◆ Recorded information:
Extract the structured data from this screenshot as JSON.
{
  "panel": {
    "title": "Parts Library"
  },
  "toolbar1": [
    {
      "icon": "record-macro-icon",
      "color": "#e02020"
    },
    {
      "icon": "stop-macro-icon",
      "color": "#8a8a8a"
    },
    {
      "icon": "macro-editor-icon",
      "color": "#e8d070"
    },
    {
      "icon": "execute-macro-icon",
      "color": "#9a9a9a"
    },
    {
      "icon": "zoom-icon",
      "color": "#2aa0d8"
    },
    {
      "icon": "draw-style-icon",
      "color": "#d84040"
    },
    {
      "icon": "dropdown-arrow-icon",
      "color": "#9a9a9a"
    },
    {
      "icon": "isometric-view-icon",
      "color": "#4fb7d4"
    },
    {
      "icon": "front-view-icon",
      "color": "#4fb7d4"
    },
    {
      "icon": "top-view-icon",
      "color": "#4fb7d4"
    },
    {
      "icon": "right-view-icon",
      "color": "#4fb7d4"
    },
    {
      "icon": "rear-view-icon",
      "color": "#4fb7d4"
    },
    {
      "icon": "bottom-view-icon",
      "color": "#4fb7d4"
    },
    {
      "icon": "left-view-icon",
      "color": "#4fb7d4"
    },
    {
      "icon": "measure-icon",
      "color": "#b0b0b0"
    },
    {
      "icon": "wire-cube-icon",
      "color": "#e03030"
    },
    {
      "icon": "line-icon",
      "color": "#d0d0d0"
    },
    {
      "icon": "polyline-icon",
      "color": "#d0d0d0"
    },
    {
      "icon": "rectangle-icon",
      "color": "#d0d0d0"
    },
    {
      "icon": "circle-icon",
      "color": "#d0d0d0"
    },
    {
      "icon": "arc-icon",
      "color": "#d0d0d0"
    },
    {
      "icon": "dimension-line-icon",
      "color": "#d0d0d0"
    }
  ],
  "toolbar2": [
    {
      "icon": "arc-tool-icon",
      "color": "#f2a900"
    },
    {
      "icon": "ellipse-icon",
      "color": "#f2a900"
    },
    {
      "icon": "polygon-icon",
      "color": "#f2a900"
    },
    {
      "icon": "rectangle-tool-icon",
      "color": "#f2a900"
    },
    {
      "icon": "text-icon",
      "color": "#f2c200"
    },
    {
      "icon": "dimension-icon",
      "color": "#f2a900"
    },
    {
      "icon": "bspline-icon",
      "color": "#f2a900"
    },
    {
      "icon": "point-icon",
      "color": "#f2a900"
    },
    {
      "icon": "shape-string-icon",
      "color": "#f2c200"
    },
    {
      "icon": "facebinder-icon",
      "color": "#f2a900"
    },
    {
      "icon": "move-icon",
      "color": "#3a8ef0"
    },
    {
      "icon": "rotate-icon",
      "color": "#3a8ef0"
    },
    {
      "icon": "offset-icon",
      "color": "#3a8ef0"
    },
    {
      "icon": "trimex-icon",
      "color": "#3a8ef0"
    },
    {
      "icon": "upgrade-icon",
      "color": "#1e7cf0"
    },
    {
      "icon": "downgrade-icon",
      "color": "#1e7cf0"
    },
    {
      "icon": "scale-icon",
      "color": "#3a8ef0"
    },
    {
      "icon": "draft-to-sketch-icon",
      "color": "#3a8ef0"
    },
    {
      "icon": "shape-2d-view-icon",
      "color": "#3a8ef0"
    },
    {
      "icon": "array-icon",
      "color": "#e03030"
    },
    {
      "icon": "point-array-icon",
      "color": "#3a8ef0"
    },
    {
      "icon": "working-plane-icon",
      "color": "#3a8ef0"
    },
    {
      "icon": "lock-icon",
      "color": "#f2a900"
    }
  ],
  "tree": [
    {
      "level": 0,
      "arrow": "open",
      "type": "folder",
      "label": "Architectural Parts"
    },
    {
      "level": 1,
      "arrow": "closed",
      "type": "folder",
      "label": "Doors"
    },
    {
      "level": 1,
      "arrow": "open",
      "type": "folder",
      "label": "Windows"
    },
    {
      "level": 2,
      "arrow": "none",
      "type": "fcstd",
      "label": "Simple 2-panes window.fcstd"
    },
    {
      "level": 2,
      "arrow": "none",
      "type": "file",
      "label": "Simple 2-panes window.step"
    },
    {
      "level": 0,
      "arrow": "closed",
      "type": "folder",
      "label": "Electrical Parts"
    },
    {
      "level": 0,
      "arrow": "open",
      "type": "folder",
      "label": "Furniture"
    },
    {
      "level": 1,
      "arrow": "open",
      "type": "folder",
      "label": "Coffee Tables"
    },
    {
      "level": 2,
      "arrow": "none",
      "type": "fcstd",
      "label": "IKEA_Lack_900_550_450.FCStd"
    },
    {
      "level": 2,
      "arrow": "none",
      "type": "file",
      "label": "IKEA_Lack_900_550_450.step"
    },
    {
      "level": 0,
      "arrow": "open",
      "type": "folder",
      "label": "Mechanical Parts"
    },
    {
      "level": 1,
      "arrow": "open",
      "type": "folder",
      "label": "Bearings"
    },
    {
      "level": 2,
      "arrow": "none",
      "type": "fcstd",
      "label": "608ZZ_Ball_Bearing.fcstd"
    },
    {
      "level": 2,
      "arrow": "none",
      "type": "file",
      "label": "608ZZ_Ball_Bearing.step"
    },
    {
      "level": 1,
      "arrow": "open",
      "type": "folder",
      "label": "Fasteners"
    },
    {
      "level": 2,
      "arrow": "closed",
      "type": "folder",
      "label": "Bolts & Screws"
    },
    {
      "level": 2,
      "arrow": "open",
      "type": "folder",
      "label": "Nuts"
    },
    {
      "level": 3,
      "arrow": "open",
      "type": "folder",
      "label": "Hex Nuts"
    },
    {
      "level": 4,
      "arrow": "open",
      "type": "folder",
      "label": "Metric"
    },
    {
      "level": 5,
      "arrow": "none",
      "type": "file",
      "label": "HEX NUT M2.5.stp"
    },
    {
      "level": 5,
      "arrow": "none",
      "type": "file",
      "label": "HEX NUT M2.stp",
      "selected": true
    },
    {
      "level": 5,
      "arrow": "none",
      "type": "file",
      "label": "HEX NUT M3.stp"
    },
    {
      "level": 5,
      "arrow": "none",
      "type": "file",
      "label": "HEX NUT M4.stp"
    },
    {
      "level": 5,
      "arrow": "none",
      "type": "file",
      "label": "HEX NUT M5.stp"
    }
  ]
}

◆ Goal: Reproduce the material above without altering a single character.

◆ Result of the exercise:
Extract the structured data from this screenshot as JSON.
{
  "panel": {
    "title": "Parts Library"
  },
  "toolbar1": [
    {
      "icon": "record-macro-icon",
      "color": "#e02020"
    },
    {
      "icon": "stop-macro-icon",
      "color": "#8a8a8a"
    },
    {
      "icon": "macro-editor-icon",
      "color": "#e8d070"
    },
    {
      "icon": "execute-macro-icon",
      "color": "#9a9a9a"
    },
    {
      "icon": "zoom-icon",
      "color": "#2aa0d8"
    },
    {
      "icon": "draw-style-icon",
      "color": "#d84040"
    },
    {
      "icon": "dropdown-arrow-icon",
      "color": "#9a9a9a"
    },
    {
      "icon": "isometric-view-icon",
      "color": "#4fb7d4"
    },
    {
      "icon": "front-view-icon",
      "color": "#4fb7d4"
    },
    {
      "icon": "top-view-icon",
      "color": "#4fb7d4"
    },
    {
      "icon": "right-view-icon",
      "color": "#4fb7d4"
    },
    {
      "icon": "rear-view-icon",
      "color": "#4fb7d4"
    },
    {
      "icon": "bottom-view-icon",
      "color": "#4fb7d4"
    },
    {
      "icon": "left-view-icon",
      "color": "#4fb7d4"
    },
    {
      "icon": "measure-icon",
      "color": "#b0b0b0"
    },
    {
      "icon": "wire-cube-icon",
      "color": "#e03030"
    },
    {
      "icon": "line-icon",
      "color": "#d0d0d0"
    },
    {
      "icon": "polyline-icon",
      "color": "#d0d0d0"
    },
    {
      "icon": "rectangle-icon",
      "color": "#d0d0d0"
    },
    {
      "icon": "circle-icon",
      "color": "#d0d0d0"
    },
    {
      "icon": "arc-icon",
      "color": "#d0d0d0"
    },
    {
      "icon": "dimension-line-icon",
      "color": "#d0d0d0"
    }
  ],
  "toolbar2": [
    {
      "icon": "arc-tool-icon",
      "color": "#f2a900"
    },
    {
      "icon": "ellipse-icon",
      "color": "#f2a900"
    },
    {
      "icon": "polygon-icon",
      "color": "#f2a900"
    },
    {
      "icon": "rectangle-tool-icon",
      "color": "#f2a900"
    },
    {
      "icon": "text-icon",
      "color": "#f2c200"
    },
    {
      "icon": "dimension-icon",
      "color": "#f2a900"
    },
    {
      "icon": "bspline-icon",
      "color": "#f2a900"
    },
    {
      "icon": "point-icon",
      "color": "#f2a900"
    },
    {
      "icon": "shape-string-icon",
      "color": "#f2c200"
    },
    {
      "icon": "facebinder-icon",
      "color": "#f2a900"
    },
    {
      "icon": "move-icon",
      "color": "#3a8ef0"
    },
    {
      "icon": "rotate-icon",
      "color": "#3a8ef0"
    },
    {
      "icon": "offset-icon",
      "color": "#3a8ef0"
    },
    {
      "icon": "trimex-icon",
      "color": "#3a8ef0"
    },
    {
      "icon": "upgrade-icon",
      "color": "#1e7cf0"
    },
    {
      "icon": "downgrade-icon",
      "color": "#1e7cf0"
    },
    {
      "icon": "scale-icon",
      "color": "#3a8ef0"
    },
    {
      "icon": "draft-to-sketch-icon",
      "color": "#3a8ef0"
    },
    {
      "icon": "shape-2d-view-icon",
      "color": "#3a8ef0"
    },
    {
      "icon": "array-icon",
      "color": "#e03030"
    },
    {
      "icon": "point-array-icon",
      "color": "#3a8ef0"
    },
    {
      "icon": "working-plane-icon",
      "color": "#3a8ef0"
    },
    {
      "icon": "lock-icon",
      "color": "#f2a900"
    }
  ],
  "tree": [
    {
      "level": 0,
      "arrow": "open",
      "type": "folder",
      "label": "Architectural Parts"
    },
    {
      "level": 1,
      "arrow": "closed",
      "type": "folder",
      "label": "Doors"
    },
    {
      "level": 1,
      "arrow": "open",
      "type": "folder",
      "label": "Windows"
    },
    {
      "level": 2,
      "arrow": "none",
      "type": "fcstd",
      "label": "Simple 2-panes window.fcstd"
    },
    {
      "level": 2,
      "arrow": "none",
      "type": "file",
      "label": "Simple 2-panes window.step"
    },
    {
      "level": 0,
      "arrow": "closed",
      "type": "folder",
      "label": "Electrical Parts"
    },
    {
      "level": 0,
      "arrow": "open",
      "type": "folder",
      "label": "Furniture"
    },
    {
      "level": 1,
      "arrow": "open",
      "type": "folder",
      "label": "Coffee Tables"
    },
    {
      "level": 2,
      "arrow": "none",
      "type": "fcstd",
      "label": "IKEA_Lack_900_550_450.FCStd"
    },
    {
      "level": 2,
      "arrow": "none",
      "type": "file",
      "label": "IKEA_Lack_900_550_450.step"
    },
    {
      "level": 0,
      "arrow": "open",
      "type": "folder",
      "label": "Mechanical Parts"
    },
    {
      "level": 1,
      "arrow": "open",
      "type": "folder",
      "label": "Bearings"
    },
    {
      "level": 2,
      "arrow": "none",
      "type": "fcstd",
      "label": "608ZZ_Ball_Bearing.fcstd"
    },
    {
      "level": 2,
      "arrow": "none",
      "type": "file",
      "label": "608ZZ_Ball_Bearing.step"
    },
    {
      "level": 1,
      "arrow": "open",
      "type": "folder",
      "label": "Fasteners"
    },
    {
      "level": 2,
      "arrow": "closed",
      "type": "folder",
      "label": "Bolts & Screws"
    },
    {
      "level": 2,
      "arrow": "open",
      "type": "folder",
      "label": "Nuts"
    },
    {
      "level": 3,
      "arrow": "open",
      "type": "folder",
      "label": "Hex Nuts"
    },
    {
      "level": 4,
      "arrow": "open",
      "type": "folder",
      "label": "Metric"
    },
    {
      "level": 5,
      "arrow": "none",
      "type": "file",
      "label": "HEX NUT M2.5.stp"
    },
    {
      "level": 5,
      "arrow": "none",
      "type": "file",
      "label": "HEX NUT M2.stp",
      "selected": true
    },
    {
      "level": 5,
      "arrow": "none",
      "type": "file",
      "label": "HEX NUT M3.stp"
    },
    {
      "level": 5,
      "arrow": "none",
      "type": "file",
      "label": "HEX NUT M4.stp"
    },
    {
      "level": 5,
      "arrow": "none",
      "type": "file",
      "label": "HEX NUT M5.stp"
    }
  ]
}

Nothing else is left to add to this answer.